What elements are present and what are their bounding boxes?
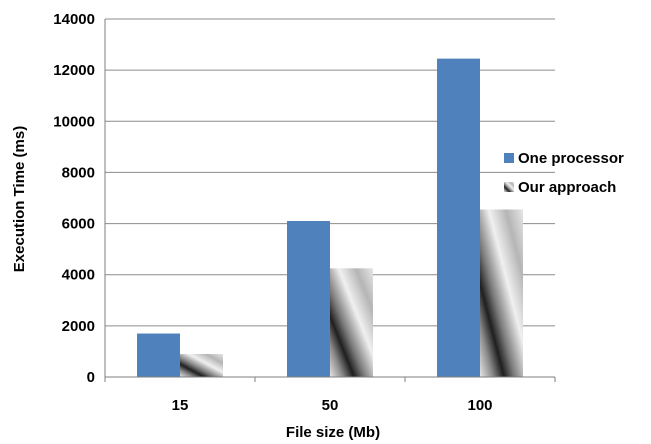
y-tick-label: 6000 xyxy=(62,216,95,233)
x-tick-label: 15 xyxy=(172,397,189,414)
y-tick-label: 2000 xyxy=(62,318,95,335)
x-tick-label: 50 xyxy=(322,397,339,414)
legend-label-our-approach: Our approach xyxy=(518,179,616,196)
legend-label-one-processor: One processor xyxy=(518,150,624,167)
legend-swatch-our-approach xyxy=(504,182,514,192)
legend-swatch-one-processor xyxy=(504,153,514,163)
y-tick-label: 10000 xyxy=(53,113,95,130)
y-axis-title: Execution Time (ms) xyxy=(11,126,28,272)
bar-one-processor-15 xyxy=(137,333,180,377)
y-tick-labels: 0 2000 4000 6000 8000 10000 12000 14000 xyxy=(53,11,95,386)
y-tick-label: 12000 xyxy=(53,62,95,79)
axes xyxy=(104,19,556,382)
x-axis-title: File size (Mb) xyxy=(286,424,380,441)
bar-our-approach-15 xyxy=(180,353,223,377)
legend: One processor Our approach xyxy=(504,150,624,196)
bar-one-processor-100 xyxy=(437,58,480,378)
bars xyxy=(137,58,523,378)
y-tick-label: 14000 xyxy=(53,11,95,28)
x-tick-labels: 15 50 100 xyxy=(172,397,493,414)
bar-one-processor-50 xyxy=(287,221,330,377)
bar-our-approach-100 xyxy=(480,209,523,377)
bar-our-approach-50 xyxy=(330,268,373,377)
y-tick-label: 8000 xyxy=(62,164,95,181)
y-tick-label: 0 xyxy=(87,369,95,386)
x-tick-label: 100 xyxy=(467,397,492,414)
y-tick-label: 4000 xyxy=(62,267,95,284)
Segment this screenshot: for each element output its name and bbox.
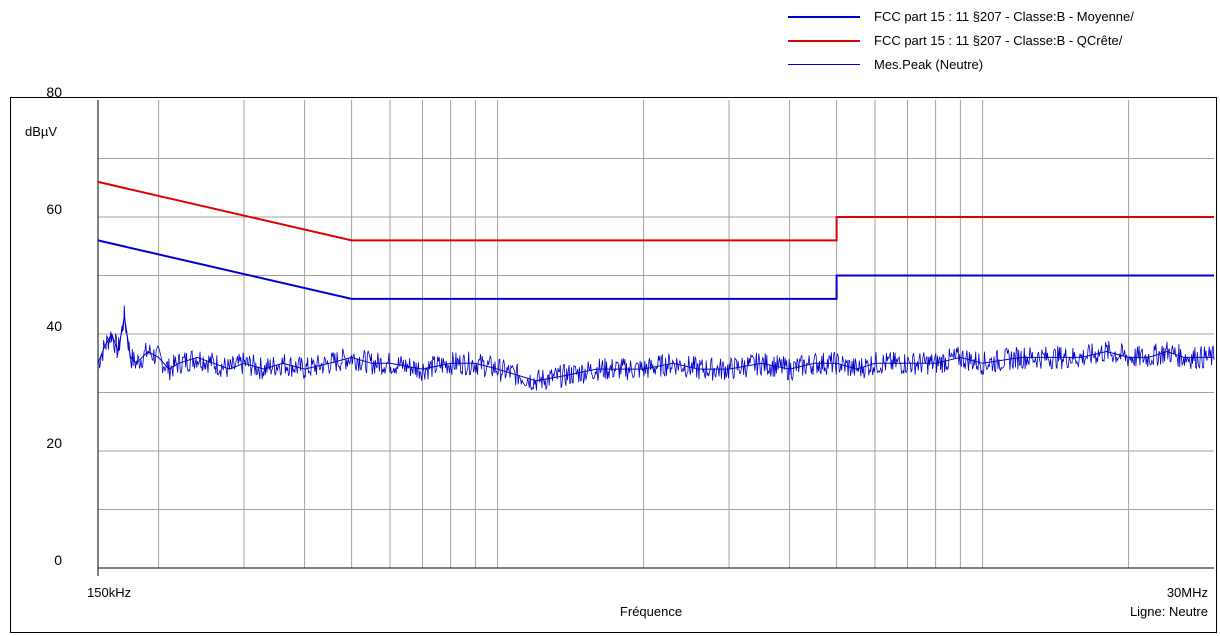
x-tick-label-start: 150kHz (87, 585, 132, 600)
y-unit-label: dBµV (25, 124, 58, 139)
x-axis-title: Fréquence (619, 604, 683, 619)
legend-item-peak-measurement: Mes.Peak (Neutre) (788, 54, 1218, 76)
y-tick-label: 20 (46, 435, 62, 451)
chart-plot (97, 100, 1215, 576)
legend: FCC part 15 : 11 §207 - Classe:B - Moyen… (788, 2, 1218, 78)
x-tick-label-end: 30MHz (1166, 585, 1208, 600)
legend-label-peak-measurement: Mes.Peak (Neutre) (874, 57, 984, 72)
legend-item-quasipeak-limit: FCC part 15 : 11 §207 - Classe:B - QCrêt… (788, 30, 1218, 52)
legend-swatch-average-limit (788, 16, 860, 18)
line-note: Ligne: Neutre (1129, 604, 1208, 619)
legend-label-average-limit: FCC part 15 : 11 §207 - Classe:B - Moyen… (874, 9, 1134, 24)
legend-swatch-quasipeak-limit (788, 40, 860, 42)
legend-swatch-peak-measurement (788, 64, 860, 65)
y-tick-label: 80 (46, 84, 62, 100)
legend-item-average-limit: FCC part 15 : 11 §207 - Classe:B - Moyen… (788, 6, 1218, 28)
y-tick-label: 0 (54, 552, 62, 568)
series-line-peak-detail (97, 305, 1215, 391)
y-tick-label: 40 (46, 318, 62, 334)
y-tick-label: 60 (46, 201, 62, 217)
chart-frame: dBµV 0 20 40 60 80 150kHz 30MHz Fréquence Li… (10, 84, 1217, 633)
series-line-average-limit (97, 239, 1214, 300)
series-line-quasipeak-limit (97, 180, 1214, 242)
legend-label-quasipeak-limit: FCC part 15 : 11 §207 - Classe:B - QCrêt… (874, 33, 1123, 48)
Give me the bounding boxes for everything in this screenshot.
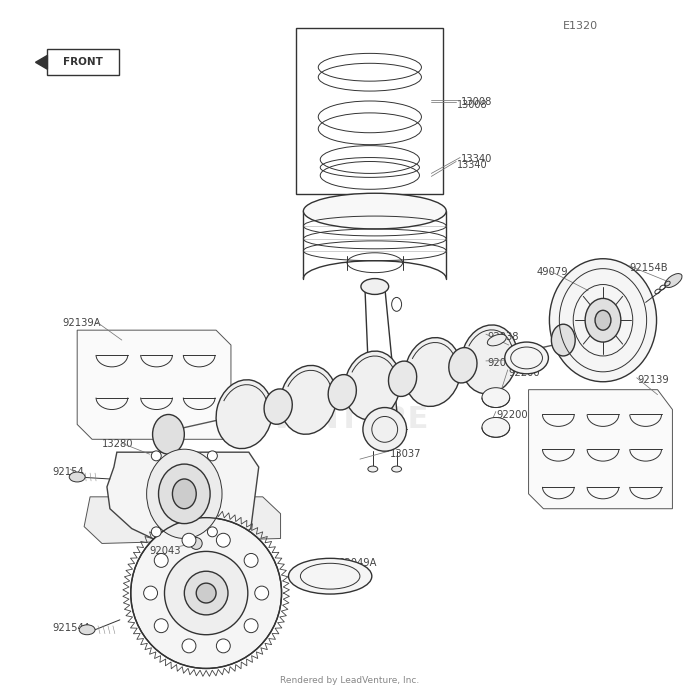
Ellipse shape: [487, 335, 506, 346]
Text: 92154A: 92154A: [52, 623, 91, 633]
Text: 49079: 49079: [536, 267, 568, 276]
Text: 92049A: 92049A: [338, 559, 377, 568]
Text: 92049: 92049: [487, 358, 519, 368]
Ellipse shape: [154, 619, 168, 633]
Ellipse shape: [182, 533, 196, 547]
Text: 92154: 92154: [52, 467, 84, 477]
Ellipse shape: [389, 361, 416, 396]
Text: 92038: 92038: [487, 332, 519, 342]
Ellipse shape: [280, 365, 337, 434]
Ellipse shape: [172, 479, 196, 509]
Text: FRONT: FRONT: [63, 57, 103, 67]
Ellipse shape: [361, 279, 388, 295]
Ellipse shape: [244, 554, 258, 567]
Text: 92139A: 92139A: [62, 318, 101, 328]
Ellipse shape: [207, 451, 217, 461]
Ellipse shape: [461, 325, 517, 394]
Ellipse shape: [368, 466, 378, 472]
Ellipse shape: [79, 625, 95, 635]
Text: 13008: 13008: [461, 97, 493, 107]
Ellipse shape: [158, 464, 210, 524]
Ellipse shape: [482, 417, 510, 438]
Ellipse shape: [665, 274, 682, 288]
Text: 92154B: 92154B: [630, 262, 668, 273]
Text: 92139: 92139: [638, 374, 669, 385]
Ellipse shape: [69, 472, 85, 482]
Ellipse shape: [164, 552, 248, 635]
Ellipse shape: [144, 586, 158, 600]
Ellipse shape: [585, 298, 621, 342]
Ellipse shape: [216, 380, 272, 449]
Text: 13340: 13340: [457, 160, 488, 169]
Ellipse shape: [328, 374, 356, 410]
Text: 92200: 92200: [497, 410, 528, 419]
Ellipse shape: [552, 324, 575, 356]
Ellipse shape: [392, 466, 402, 472]
Text: 92043: 92043: [150, 547, 181, 556]
Polygon shape: [84, 497, 281, 543]
Ellipse shape: [363, 407, 407, 452]
Polygon shape: [36, 55, 48, 69]
Ellipse shape: [505, 342, 548, 374]
Ellipse shape: [196, 583, 216, 603]
Text: VENTURE: VENTURE: [270, 405, 430, 434]
Ellipse shape: [216, 533, 230, 547]
Ellipse shape: [146, 449, 222, 538]
Text: 92200: 92200: [509, 368, 540, 378]
Text: 13037: 13037: [390, 449, 421, 459]
Ellipse shape: [184, 571, 228, 615]
Ellipse shape: [244, 619, 258, 633]
Ellipse shape: [151, 451, 161, 461]
Ellipse shape: [190, 538, 202, 550]
Ellipse shape: [449, 348, 477, 383]
Ellipse shape: [207, 527, 217, 537]
Ellipse shape: [482, 388, 510, 407]
Polygon shape: [528, 390, 673, 509]
Ellipse shape: [595, 310, 611, 330]
Ellipse shape: [131, 518, 281, 668]
Ellipse shape: [303, 193, 446, 229]
Text: 13280: 13280: [102, 440, 134, 449]
Bar: [296, 27, 443, 194]
Polygon shape: [77, 330, 231, 440]
Ellipse shape: [151, 527, 161, 537]
Ellipse shape: [216, 639, 230, 653]
Ellipse shape: [405, 337, 461, 407]
Ellipse shape: [154, 554, 168, 567]
Ellipse shape: [288, 559, 372, 594]
Text: 13340: 13340: [461, 153, 493, 164]
Ellipse shape: [255, 586, 269, 600]
Polygon shape: [107, 452, 259, 547]
Ellipse shape: [550, 259, 657, 382]
Ellipse shape: [344, 351, 400, 420]
Ellipse shape: [182, 639, 196, 653]
Ellipse shape: [153, 414, 184, 454]
Text: E1320: E1320: [564, 20, 598, 31]
Ellipse shape: [264, 389, 293, 424]
Text: 13008: 13008: [457, 100, 488, 110]
Text: Rendered by LeadVenture, Inc.: Rendered by LeadVenture, Inc.: [281, 676, 419, 685]
Text: 21050: 21050: [174, 500, 205, 511]
Bar: [48, 50, 119, 75]
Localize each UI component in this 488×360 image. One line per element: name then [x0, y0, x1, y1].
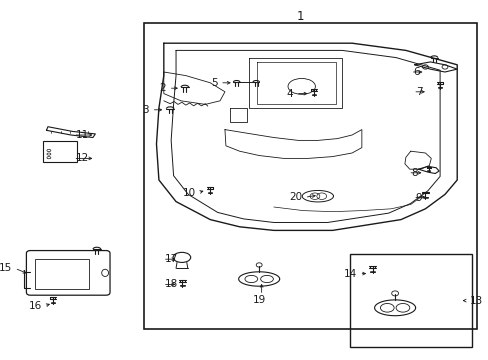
Text: 5: 5 [210, 78, 217, 88]
Text: 10: 10 [182, 188, 195, 198]
Text: 20: 20 [288, 192, 302, 202]
Bar [35, 259, 89, 289]
Text: 16: 16 [28, 301, 41, 311]
Text: 12: 12 [76, 153, 89, 163]
Text: 19: 19 [252, 295, 265, 305]
Text: 4: 4 [286, 89, 293, 99]
Text: 11: 11 [76, 130, 89, 140]
Text: 3: 3 [142, 105, 149, 115]
Text: 1: 1 [296, 10, 304, 23]
Bar [144, 23, 476, 329]
Text: 2: 2 [159, 83, 166, 93]
Bar [43, 141, 77, 162]
Bar [349, 254, 471, 347]
Text: 18: 18 [165, 279, 178, 289]
Text: 14: 14 [343, 269, 356, 279]
Text: 9: 9 [415, 193, 422, 203]
Text: 15: 15 [0, 263, 12, 273]
Text: 17: 17 [165, 254, 178, 264]
Text: 6: 6 [412, 67, 419, 77]
Text: 13: 13 [468, 296, 482, 306]
Text: 8: 8 [410, 168, 417, 178]
Text: 7: 7 [415, 87, 422, 97]
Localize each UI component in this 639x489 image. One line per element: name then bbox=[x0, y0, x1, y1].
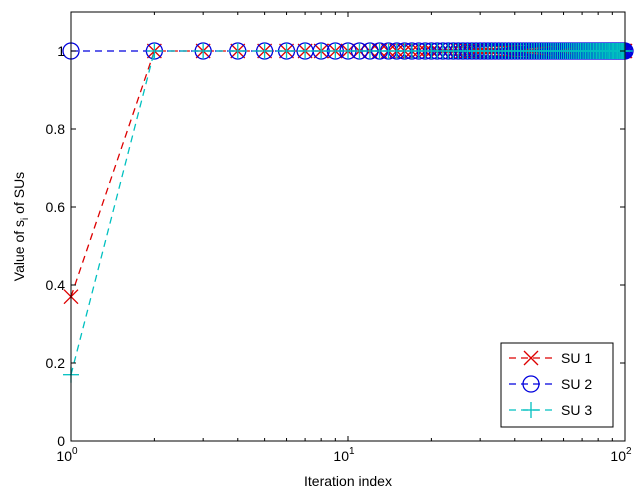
y-axis-label-main: Value of s bbox=[11, 220, 27, 281]
y-tick-label: 0.8 bbox=[46, 121, 66, 137]
series-3 bbox=[63, 43, 633, 383]
y-axis-label-subscript: i bbox=[20, 218, 31, 220]
x-tick-label-base: 10 bbox=[610, 448, 626, 464]
legend: SU 1 SU 2 SU 3 bbox=[500, 342, 614, 428]
y-axis-label-suffix: of SUs bbox=[11, 172, 27, 218]
x-tick-label: 102 bbox=[610, 446, 632, 464]
axis-ticks bbox=[70, 12, 626, 442]
legend-marker bbox=[522, 375, 540, 393]
series-line bbox=[70, 50, 625, 297]
x-tick-label-base: 10 bbox=[333, 448, 349, 464]
data-point bbox=[278, 43, 295, 59]
series-line bbox=[70, 50, 625, 375]
x-tick-label-exponent: 0 bbox=[72, 446, 78, 457]
legend-box bbox=[500, 342, 614, 428]
data-point bbox=[195, 43, 212, 59]
data-point bbox=[256, 43, 273, 59]
legend-item: SU 3 bbox=[509, 402, 592, 418]
legend-label: SU 1 bbox=[561, 350, 592, 366]
data-point bbox=[146, 43, 163, 59]
y-tick-label: 0.2 bbox=[46, 355, 66, 371]
x-tick-label-exponent: 2 bbox=[626, 446, 632, 457]
legend-item: SU 2 bbox=[509, 375, 592, 393]
x-tick-label: 100 bbox=[56, 446, 78, 464]
legend-item: SU 1 bbox=[509, 350, 592, 366]
data-point bbox=[297, 43, 314, 59]
y-tick-label: 0.4 bbox=[46, 277, 66, 293]
data-point bbox=[313, 43, 330, 59]
legend-marker bbox=[523, 350, 539, 366]
y-axis-label: Value of si of SUs bbox=[11, 172, 31, 281]
legend-marker bbox=[523, 402, 539, 418]
x-tick-label-exponent: 1 bbox=[349, 446, 355, 457]
y-tick-label: 0.6 bbox=[46, 199, 66, 215]
legend-label: SU 3 bbox=[561, 402, 592, 418]
chart-marks bbox=[62, 42, 634, 383]
x-tick-label-base: 10 bbox=[56, 448, 72, 464]
y-tick-label: 1 bbox=[57, 43, 65, 59]
x-axis-label: Iteration index bbox=[304, 473, 392, 489]
series-1 bbox=[63, 43, 633, 305]
data-point bbox=[229, 43, 246, 59]
y-tick-label: 0 bbox=[57, 433, 65, 449]
legend-label: SU 2 bbox=[561, 376, 592, 392]
x-tick-label: 101 bbox=[333, 446, 355, 464]
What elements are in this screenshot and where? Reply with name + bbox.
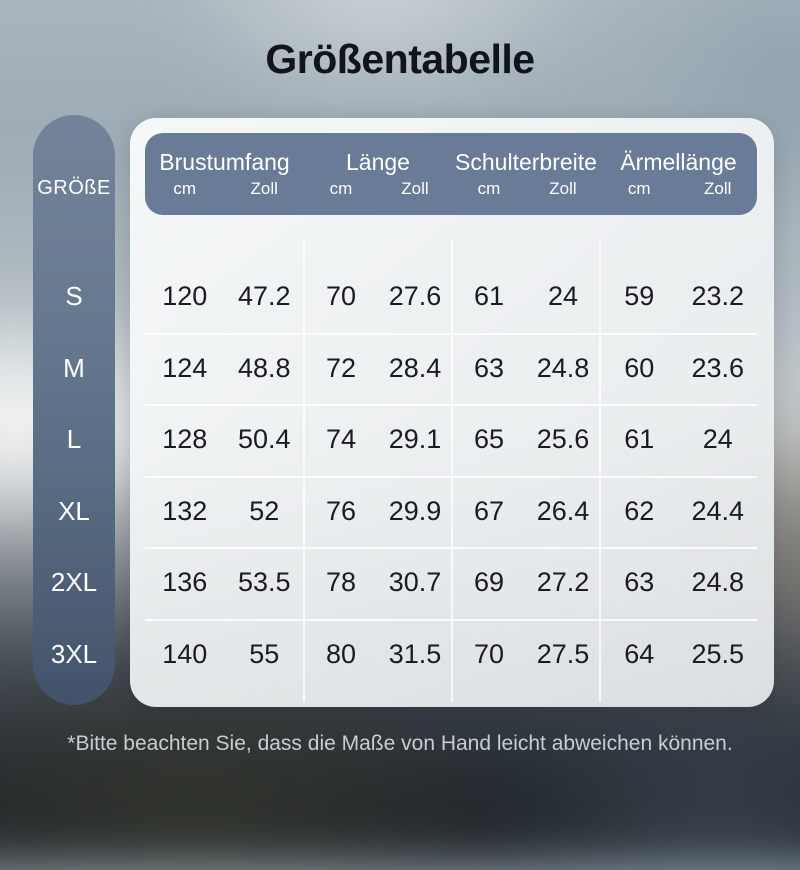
table-row-m: 124 48.8 72 28.4 63 24.8 60 23.6 [145,333,757,405]
unit-label-cm: cm [329,179,353,198]
column-group-schulterbreite: Schulterbreite cm Zoll [452,149,600,199]
unit-label-cm: cm [627,179,651,198]
size-label-l: L [66,424,82,455]
unit-row: cm Zoll [145,179,304,199]
cell-brustumfang-zoll: 55 [249,638,280,669]
cell-laenge-zoll: 29.9 [388,495,442,526]
cell-laenge-cm: 74 [325,424,357,455]
cell-aermellaenge-cm: 62 [624,495,655,526]
cell-aermellaenge-cm: 63 [624,567,655,598]
cell-brustumfang-zoll: 48.8 [237,352,291,383]
table-header: Brustumfang cm Zoll Länge cm Zoll Schult… [145,133,757,215]
column-group-aermellaenge: Ärmellänge cm Zoll [600,149,757,199]
cell-schulterbreite-zoll: 27.5 [536,638,590,669]
cell-laenge-cm: 76 [325,495,357,526]
row-divider [145,619,757,621]
size-label-s: S [65,281,83,312]
cell-brustumfang-zoll: 52 [249,495,280,526]
size-label-m: M [63,352,85,383]
cell-aermellaenge-zoll: 24 [702,424,733,455]
unit-row: cm Zoll [452,179,600,199]
unit-row: cm Zoll [304,179,452,199]
cell-aermellaenge-zoll: 23.6 [691,352,745,383]
cell-laenge-zoll: 30.7 [388,567,442,598]
table-body: 120 47.2 70 27.6 61 24 59 23.2 124 48.8 … [145,261,757,690]
cell-aermellaenge-cm: 60 [624,352,655,383]
cell-laenge-cm: 80 [325,638,357,669]
cell-brustumfang-cm: 136 [162,567,208,598]
cell-schulterbreite-cm: 65 [473,424,505,455]
column-group-label: Länge [346,149,410,175]
cell-laenge-zoll: 27.6 [388,281,442,312]
size-table-card: Brustumfang cm Zoll Länge cm Zoll Schult… [130,118,774,707]
column-group-laenge: Länge cm Zoll [304,149,452,199]
size-label-list: S M L XL 2XL 3XL [33,261,115,690]
cell-schulterbreite-zoll: 24 [547,281,579,312]
cell-aermellaenge-zoll: 24.8 [691,567,745,598]
row-divider [145,333,757,335]
cell-schulterbreite-cm: 63 [473,352,505,383]
cell-brustumfang-cm: 140 [162,638,208,669]
table-row-3xl: 140 55 80 31.5 70 27.5 64 25.5 [145,619,757,691]
cell-laenge-zoll: 31.5 [388,638,442,669]
size-column-header: GRÖßE [37,176,111,199]
column-group-label: Ärmellänge [620,149,737,175]
unit-label-zoll: Zoll [250,179,278,198]
cell-brustumfang-cm: 132 [162,495,208,526]
cell-schulterbreite-zoll: 26.4 [536,495,590,526]
cell-aermellaenge-cm: 61 [624,424,655,455]
cell-laenge-cm: 70 [325,281,357,312]
cell-aermellaenge-zoll: 23.2 [691,281,745,312]
unit-label-cm: cm [173,179,197,198]
size-label-3xl: 3XL [50,638,98,669]
column-divider [451,240,453,702]
cell-schulterbreite-cm: 61 [473,281,505,312]
cell-aermellaenge-zoll: 24.4 [691,495,745,526]
unit-label-cm: cm [477,179,501,198]
size-label-2xl: 2XL [50,567,98,598]
column-divider [303,240,305,702]
unit-label-zoll: Zoll [401,179,429,198]
cell-laenge-zoll: 28.4 [388,352,442,383]
unit-row: cm Zoll [600,179,757,199]
cell-schulterbreite-cm: 70 [473,638,505,669]
footnote: *Bitte beachten Sie, dass die Maße von H… [67,732,733,755]
cell-laenge-cm: 78 [325,567,357,598]
cell-brustumfang-cm: 124 [162,352,208,383]
cell-brustumfang-cm: 128 [162,424,208,455]
size-label-xl: XL [58,495,90,526]
cell-schulterbreite-cm: 67 [473,495,505,526]
row-divider [145,404,757,406]
table-row-l: 128 50.4 74 29.1 65 25.6 61 24 [145,404,757,476]
unit-label-zoll: Zoll [549,179,577,198]
cell-laenge-cm: 72 [325,352,357,383]
cell-brustumfang-zoll: 50.4 [237,424,291,455]
column-group-brustumfang: Brustumfang cm Zoll [145,149,304,199]
column-group-label: Schulterbreite [455,149,597,175]
table-row-2xl: 136 53.5 78 30.7 69 27.2 63 24.8 [145,547,757,619]
row-divider [145,547,757,549]
cell-aermellaenge-cm: 59 [624,281,655,312]
table-row-s: 120 47.2 70 27.6 61 24 59 23.2 [145,261,757,333]
cell-brustumfang-zoll: 53.5 [237,567,291,598]
cell-laenge-zoll: 29.1 [388,424,442,455]
cell-schulterbreite-zoll: 27.2 [536,567,590,598]
cell-aermellaenge-cm: 64 [624,638,655,669]
column-divider [599,240,601,702]
table-row-xl: 132 52 76 29.9 67 26.4 62 24.4 [145,476,757,548]
cell-schulterbreite-cm: 69 [473,567,505,598]
cell-brustumfang-cm: 120 [162,281,208,312]
size-column: GRÖßE S M L XL 2XL 3XL [33,115,115,705]
column-group-label: Brustumfang [159,149,290,175]
unit-label-zoll: Zoll [704,179,732,198]
cell-aermellaenge-zoll: 25.5 [691,638,745,669]
cell-schulterbreite-zoll: 24.8 [536,352,590,383]
cell-schulterbreite-zoll: 25.6 [536,424,590,455]
cell-brustumfang-zoll: 47.2 [237,281,291,312]
page-title: Größentabelle [265,36,535,82]
row-divider [145,476,757,478]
::::
- Given exercise -
Please show every line of the material above that contains the word "processor", treating uppercase and lowercase letters as different.

- Expected answer -
legend-label-one-processor: One processor xyxy=(518,150,624,167)
legend-swatch-one-processor xyxy=(504,153,514,163)
bar-one-processor-15 xyxy=(137,333,180,377)
legend: One processor Our approach xyxy=(504,150,624,196)
bar-one-processor-100 xyxy=(437,58,480,378)
bar-one-processor-50 xyxy=(287,221,330,377)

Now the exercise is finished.